REQUIRED TASK A >> Reproduce the records below line for line, starting with the line that contains "table-cell: 11 — [88, 527, 158, 563]" and going on through the line that contains "action-button[interactable]: Delete —".

Begin PAGE TEXT

Open index.html in your text editor. You'll see the code that we wrote in a previous lab. In this lab, you're tasked with extending the plain text navigation header by adding hyperlinks to other pages.

To pass the tests for this lab, you need to wrap three different pieces of text in <a> tags, turning them into links:

  • New Questions
  • About
  • The Icebreakers inside the h3 element

You can run the tests with this lab via learn. Make sure you save the file before running the test suite. Failing tests will provide helpful error messages that you can use to debug your code — read them closely for hints!

This is the entire description of the navigation structure:

Icebreakers Site Navigation
  begins with a valid doctype
  has a top-level <html> tag to enclose the document
  within <html>
    contains a <head> tag to enclose the header
    within <head>
      contains a <title> tag to enclose the site title
  within <html>
    contains a <body> tag to enclose the body of the document
    within <body>
      contains a <header> tag to enclose the site header
      within <header>
        contains a <nav> tag to enclose the site navigation 
        within <nav>
          contains a <ul> tag to enclose the site navigation 
          within <ul>
            contains a pair of <li> tags for linking to other pages 
            within the <li> tags
              each contains an <a> tag to link to another page 
      within <header>
        contains an <h3> tag to enclose the site's title 
        within <h3>
          contains an <a> tag to link back to the site's homepage 
  w3c validation
    is a valid w3c document

Viewing your work in the browser

While working through these assignments, your general workflow should center on writing code in the text editor and periodically running the test suite in the terminal to check your work.

End PAGE TEXT

REQUIRED TASK B >> Write out the passage of the lab instructions above word for word, starting with "Open index.html in" and going on through "closely for hints!".

Begin DATA LISTING

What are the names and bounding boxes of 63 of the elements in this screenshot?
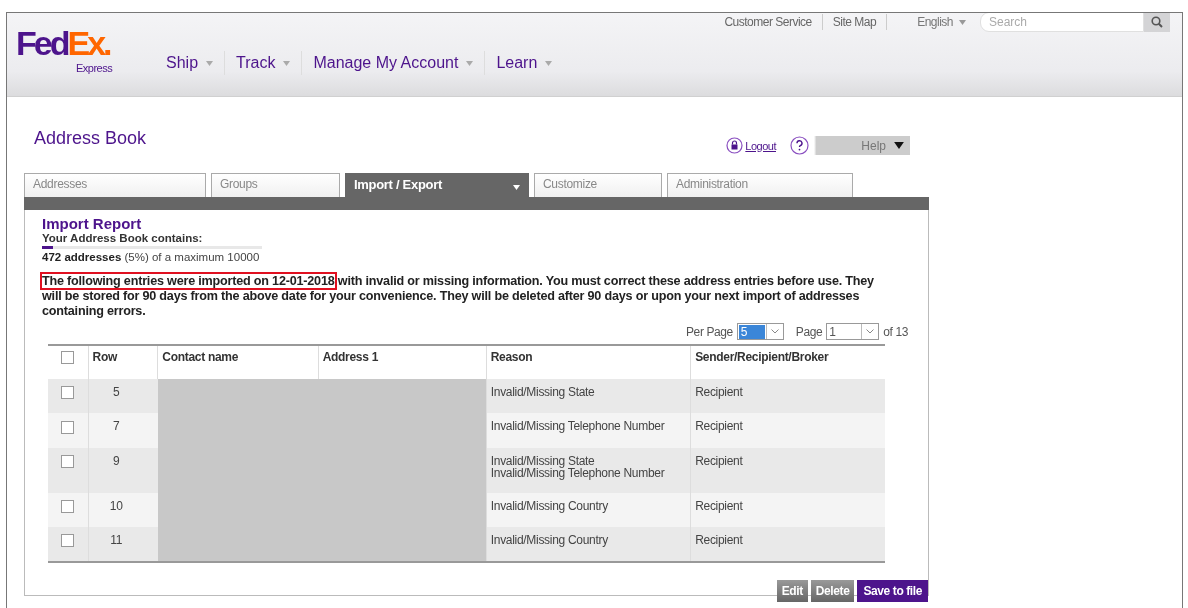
table-cell: 11 — [88, 527, 158, 563]
lock-icon — [726, 137, 744, 154]
caret-icon — [283, 60, 291, 66]
section-title: Import Report — [42, 216, 143, 232]
checkbox[interactable] — [61, 386, 75, 400]
table-cell: Invalid/Missing Country — [486, 492, 691, 527]
action-button[interactable]: Save to file — [857, 580, 928, 603]
table-cell: 7 — [88, 413, 158, 448]
table-cell: 5 — [88, 379, 158, 414]
checkbox[interactable] — [61, 351, 75, 365]
page-title: Address Book — [34, 128, 147, 149]
nav-menu[interactable]: Track — [225, 51, 303, 75]
caret-icon — [894, 142, 904, 149]
per-page-select[interactable]: 5 — [736, 323, 784, 340]
nav-menu[interactable]: Ship — [155, 51, 226, 75]
usage-label: Your Address Book contains: — [42, 232, 204, 244]
table-cell: 9 — [88, 447, 158, 493]
table-cell: Invalid/Missing State — [486, 379, 691, 414]
fedex-logo[interactable]: FedEx. Express — [16, 26, 126, 78]
page-label: Page — [795, 324, 823, 339]
table-cell: Invalid/Missing Telephone Number — [486, 413, 691, 448]
tab[interactable]: Customize — [534, 173, 662, 197]
utility-link[interactable]: Site Map — [822, 14, 888, 30]
help-menu[interactable]: Help — [790, 136, 910, 155]
import-message: The following entries were imported on 12-01-2018 with invalid or missing information. You must correct these address entries before use. They will be stored for 90 days from the above date for your convenience. They will be deleted after 90 days or upon your next import of addresses containing errors. — [42, 274, 875, 319]
caret-icon — [513, 185, 520, 190]
utility-link[interactable]: Customer Service — [714, 14, 823, 30]
chevron-icon — [866, 329, 875, 334]
tab[interactable]: Addresses — [24, 173, 206, 197]
checkbox[interactable] — [61, 500, 75, 513]
usage-text: 472 addresses (5%) of a maximum 10000 — [42, 251, 260, 263]
action-button[interactable]: Edit — [776, 580, 808, 603]
tab[interactable]: Groups — [211, 173, 340, 197]
caret-icon — [959, 19, 966, 25]
per-page-label: Per Page — [686, 324, 733, 339]
search-button[interactable] — [1144, 13, 1170, 32]
caret-icon — [206, 60, 214, 66]
chevron-icon — [770, 329, 779, 334]
table-cell: Invalid/Missing Country — [486, 527, 691, 563]
caret-icon — [466, 60, 474, 66]
action-button[interactable]: Delete — [810, 580, 855, 603]
table-cell: Recipient — [690, 413, 885, 448]
table-cell: Recipient — [690, 379, 885, 414]
tab[interactable]: Administration — [667, 173, 853, 197]
nav-menu[interactable]: Learn — [485, 51, 564, 75]
question-icon — [790, 136, 809, 155]
tab[interactable]: Import / Export — [345, 173, 529, 197]
page-total: of 13 — [883, 324, 908, 339]
table-cell: 10 — [88, 492, 158, 527]
nav-menu[interactable]: Manage My Account — [302, 51, 486, 75]
logout-link[interactable]: Logout — [726, 137, 776, 154]
checkbox[interactable] — [61, 455, 75, 468]
caret-icon — [545, 60, 553, 66]
table-cell: Recipient — [690, 492, 885, 527]
page-select[interactable]: 1 — [826, 323, 880, 340]
language-selector[interactable]: English — [917, 15, 966, 29]
checkbox[interactable] — [61, 534, 75, 548]
table-cell: Recipient — [690, 527, 885, 563]
search-icon — [1151, 16, 1163, 28]
table-cell: Invalid/Missing State Invalid/Missing Telephone Number — [486, 447, 691, 493]
table-cell: Recipient — [690, 447, 885, 493]
checkbox[interactable] — [61, 420, 75, 434]
search-field[interactable]: Search — [980, 13, 1144, 32]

End DATA LISTING

WRITTEN SOLUTION A >>
table-cell: 11 — [88, 527, 158, 563]
lock-icon — [726, 137, 744, 154]
caret-icon — [283, 60, 291, 66]
section-title: Import Report — [42, 216, 143, 232]
checkbox[interactable] — [61, 386, 75, 400]
table-cell: Invalid/Missing Country — [486, 492, 691, 527]
action-button[interactable]: Save to file — [857, 580, 928, 603]
table-cell: 7 — [88, 413, 158, 448]
table-cell: 5 — [88, 379, 158, 414]
checkbox[interactable] — [61, 351, 75, 365]
page-title: Address Book — [34, 128, 147, 149]
nav-menu[interactable]: Track — [225, 51, 303, 75]
caret-icon — [894, 142, 904, 149]
per-page-select[interactable]: 5 — [736, 323, 784, 340]
nav-menu[interactable]: Ship — [155, 51, 226, 75]
usage-label: Your Address Book contains: — [42, 232, 204, 244]
table-cell: 9 — [88, 447, 158, 493]
table-cell: Invalid/Missing State — [486, 379, 691, 414]
fedex-logo[interactable]: FedEx. Express — [16, 26, 126, 78]
page-label: Page — [795, 324, 823, 339]
table-cell: Invalid/Missing Telephone Number — [486, 413, 691, 448]
tab[interactable]: Customize — [534, 173, 662, 197]
utility-link[interactable]: Site Map — [822, 14, 888, 30]
help-menu[interactable]: Help — [790, 136, 910, 155]
import-message: The following entries were imported on 12-01-2018 with invalid or missing information. You must correct these address entries before use. They will be stored for 90 days from the above date for your convenience. They will be deleted after 90 days or upon your next import of addresses containing errors. — [42, 274, 875, 319]
caret-icon — [513, 185, 520, 190]
utility-link[interactable]: Customer Service — [714, 14, 823, 30]
chevron-icon — [866, 329, 875, 334]
tab[interactable]: Addresses — [24, 173, 206, 197]
checkbox[interactable] — [61, 500, 75, 513]
usage-text: 472 addresses (5%) of a maximum 10000 — [42, 251, 260, 263]
action-button[interactable]: Edit — [776, 580, 808, 603]
tab[interactable]: Groups — [211, 173, 340, 197]
caret-icon — [959, 19, 966, 25]
per-page-label: Per Page — [686, 324, 733, 339]
search-button[interactable] — [1144, 13, 1170, 32]
caret-icon — [206, 60, 214, 66]
chevron-icon — [770, 329, 779, 334]
table-cell: Invalid/Missing Country — [486, 527, 691, 563]
caret-icon — [466, 60, 474, 66]
action-button[interactable]: Delete — [810, 580, 855, 603]

WRITTEN SOLUTION B >>
Open index.html in your text editor. You'll see the code that we wrote in a previous lab. In this lab, you're tasked with extending the plain text navigation header by adding hyperlinks to other pages.

To pass the tests for this lab, you need to wrap three different pieces of text in <a> tags, turning them into links:

  • New Questions
  • About
  • The Icebreakers inside the h3 element

You can run the tests with this lab via learn. Make sure you save the file before running the test suite. Failing tests will provide helpful error messages that you can use to debug your code — read them closely for hints!